-------- Information --------
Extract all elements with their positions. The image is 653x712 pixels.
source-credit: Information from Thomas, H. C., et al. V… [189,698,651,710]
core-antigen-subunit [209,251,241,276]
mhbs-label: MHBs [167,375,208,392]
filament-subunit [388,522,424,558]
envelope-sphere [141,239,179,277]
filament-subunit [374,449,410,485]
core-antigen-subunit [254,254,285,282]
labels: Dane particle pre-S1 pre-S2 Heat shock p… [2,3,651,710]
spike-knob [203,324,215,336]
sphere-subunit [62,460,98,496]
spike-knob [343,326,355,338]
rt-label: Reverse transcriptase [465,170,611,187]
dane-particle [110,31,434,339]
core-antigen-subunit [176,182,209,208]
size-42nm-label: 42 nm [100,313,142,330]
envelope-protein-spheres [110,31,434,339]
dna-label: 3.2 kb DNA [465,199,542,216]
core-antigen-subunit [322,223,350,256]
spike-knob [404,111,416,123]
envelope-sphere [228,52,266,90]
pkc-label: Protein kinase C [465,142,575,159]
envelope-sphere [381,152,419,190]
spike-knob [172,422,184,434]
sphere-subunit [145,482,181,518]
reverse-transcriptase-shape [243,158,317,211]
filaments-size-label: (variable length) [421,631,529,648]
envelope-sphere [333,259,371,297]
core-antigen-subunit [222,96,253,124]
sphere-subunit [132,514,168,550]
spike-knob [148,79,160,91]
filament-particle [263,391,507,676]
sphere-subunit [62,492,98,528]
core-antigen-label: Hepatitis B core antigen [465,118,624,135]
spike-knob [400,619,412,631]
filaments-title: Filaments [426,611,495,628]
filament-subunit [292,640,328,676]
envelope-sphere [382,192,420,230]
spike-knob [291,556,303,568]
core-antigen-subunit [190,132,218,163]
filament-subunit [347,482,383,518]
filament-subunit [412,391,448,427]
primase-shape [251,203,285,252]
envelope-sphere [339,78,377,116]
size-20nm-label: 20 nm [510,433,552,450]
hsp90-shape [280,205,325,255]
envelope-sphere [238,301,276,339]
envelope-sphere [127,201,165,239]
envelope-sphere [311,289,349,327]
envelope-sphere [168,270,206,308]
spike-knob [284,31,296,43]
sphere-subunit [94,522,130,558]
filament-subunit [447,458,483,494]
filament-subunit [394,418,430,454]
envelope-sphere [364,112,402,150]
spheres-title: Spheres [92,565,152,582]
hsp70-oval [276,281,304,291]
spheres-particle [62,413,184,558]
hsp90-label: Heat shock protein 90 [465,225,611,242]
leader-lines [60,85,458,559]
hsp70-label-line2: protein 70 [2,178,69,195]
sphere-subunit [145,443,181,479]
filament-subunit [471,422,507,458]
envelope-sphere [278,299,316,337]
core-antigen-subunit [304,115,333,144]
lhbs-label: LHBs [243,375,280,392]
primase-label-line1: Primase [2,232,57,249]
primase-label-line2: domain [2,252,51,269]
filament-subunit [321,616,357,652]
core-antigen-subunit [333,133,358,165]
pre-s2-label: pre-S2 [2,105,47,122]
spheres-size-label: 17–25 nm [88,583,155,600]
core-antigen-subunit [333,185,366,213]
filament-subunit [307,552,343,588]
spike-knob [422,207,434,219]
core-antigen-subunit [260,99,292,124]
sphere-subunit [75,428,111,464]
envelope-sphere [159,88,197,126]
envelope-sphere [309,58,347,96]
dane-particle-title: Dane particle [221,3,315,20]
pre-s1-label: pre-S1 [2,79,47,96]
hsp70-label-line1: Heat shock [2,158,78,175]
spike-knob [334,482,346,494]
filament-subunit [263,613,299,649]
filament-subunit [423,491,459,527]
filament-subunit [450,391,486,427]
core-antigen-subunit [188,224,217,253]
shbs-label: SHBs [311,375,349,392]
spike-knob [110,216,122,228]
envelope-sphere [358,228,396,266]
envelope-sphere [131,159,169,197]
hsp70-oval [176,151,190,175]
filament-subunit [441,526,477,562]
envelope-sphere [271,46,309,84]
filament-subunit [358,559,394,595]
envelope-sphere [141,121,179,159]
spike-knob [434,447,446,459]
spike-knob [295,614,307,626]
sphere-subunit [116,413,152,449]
--------
- Work order: The data above should be output exactly, with each line intact.

- Answer space:
Extract all elements with their positions. The image is 653x712 pixels.
source-credit: Information from Thomas, H. C., et al. V… [189,698,651,710]
core-antigen-subunit [209,251,241,276]
mhbs-label: MHBs [167,375,208,392]
filament-subunit [388,522,424,558]
envelope-sphere [141,239,179,277]
filament-subunit [374,449,410,485]
core-antigen-subunit [254,254,285,282]
labels: Dane particle pre-S1 pre-S2 Heat shock p… [2,3,651,710]
spike-knob [203,324,215,336]
sphere-subunit [62,460,98,496]
spike-knob [343,326,355,338]
rt-label: Reverse transcriptase [465,170,611,187]
dane-particle [110,31,434,339]
core-antigen-subunit [176,182,209,208]
size-42nm-label: 42 nm [100,313,142,330]
envelope-protein-spheres [110,31,434,339]
dna-label: 3.2 kb DNA [465,199,542,216]
core-antigen-subunit [322,223,350,256]
spike-knob [404,111,416,123]
envelope-sphere [228,52,266,90]
pkc-label: Protein kinase C [465,142,575,159]
envelope-sphere [381,152,419,190]
spike-knob [172,422,184,434]
sphere-subunit [145,482,181,518]
reverse-transcriptase-shape [243,158,317,211]
filaments-size-label: (variable length) [421,631,529,648]
envelope-sphere [333,259,371,297]
core-antigen-subunit [222,96,253,124]
sphere-subunit [132,514,168,550]
spike-knob [148,79,160,91]
filament-particle [263,391,507,676]
sphere-subunit [62,492,98,528]
core-antigen-label: Hepatitis B core antigen [465,118,624,135]
spike-knob [400,619,412,631]
filaments-title: Filaments [426,611,495,628]
filament-subunit [292,640,328,676]
envelope-sphere [382,192,420,230]
spike-knob [291,556,303,568]
core-antigen-subunit [190,132,218,163]
filament-subunit [347,482,383,518]
filament-subunit [412,391,448,427]
primase-shape [251,203,285,252]
envelope-sphere [339,78,377,116]
size-20nm-label: 20 nm [510,433,552,450]
hsp90-shape [280,205,325,255]
envelope-sphere [238,301,276,339]
envelope-sphere [127,201,165,239]
envelope-sphere [311,289,349,327]
envelope-sphere [168,270,206,308]
spike-knob [284,31,296,43]
sphere-subunit [94,522,130,558]
filament-subunit [447,458,483,494]
filament-subunit [394,418,430,454]
envelope-sphere [364,112,402,150]
spheres-title: Spheres [92,565,152,582]
hsp70-oval [276,281,304,291]
spheres-particle [62,413,184,558]
hsp90-label: Heat shock protein 90 [465,225,611,242]
leader-lines [60,85,458,559]
hsp70-label-line2: protein 70 [2,178,69,195]
sphere-subunit [145,443,181,479]
filament-subunit [471,422,507,458]
envelope-sphere [278,299,316,337]
core-antigen-subunit [304,115,333,144]
lhbs-label: LHBs [243,375,280,392]
primase-label-line1: Primase [2,232,57,249]
primase-label-line2: domain [2,252,51,269]
filament-subunit [321,616,357,652]
core-antigen-subunit [333,133,358,165]
pre-s2-label: pre-S2 [2,105,47,122]
spheres-size-label: 17–25 nm [88,583,155,600]
core-antigen-subunit [333,185,366,213]
filament-subunit [307,552,343,588]
spike-knob [422,207,434,219]
core-antigen-subunit [260,99,292,124]
sphere-subunit [75,428,111,464]
envelope-sphere [159,88,197,126]
envelope-sphere [309,58,347,96]
dane-particle-title: Dane particle [221,3,315,20]
pre-s1-label: pre-S1 [2,79,47,96]
hsp70-label-line1: Heat shock [2,158,78,175]
spike-knob [334,482,346,494]
filament-subunit [263,613,299,649]
filament-subunit [423,491,459,527]
filament-subunit [450,391,486,427]
core-antigen-subunit [188,224,217,253]
shbs-label: SHBs [311,375,349,392]
spike-knob [110,216,122,228]
envelope-sphere [358,228,396,266]
envelope-sphere [131,159,169,197]
hsp70-oval [176,151,190,175]
filament-subunit [441,526,477,562]
envelope-sphere [271,46,309,84]
filament-subunit [358,559,394,595]
envelope-sphere [141,121,179,159]
spike-knob [434,447,446,459]
spike-knob [295,614,307,626]
sphere-subunit [116,413,152,449]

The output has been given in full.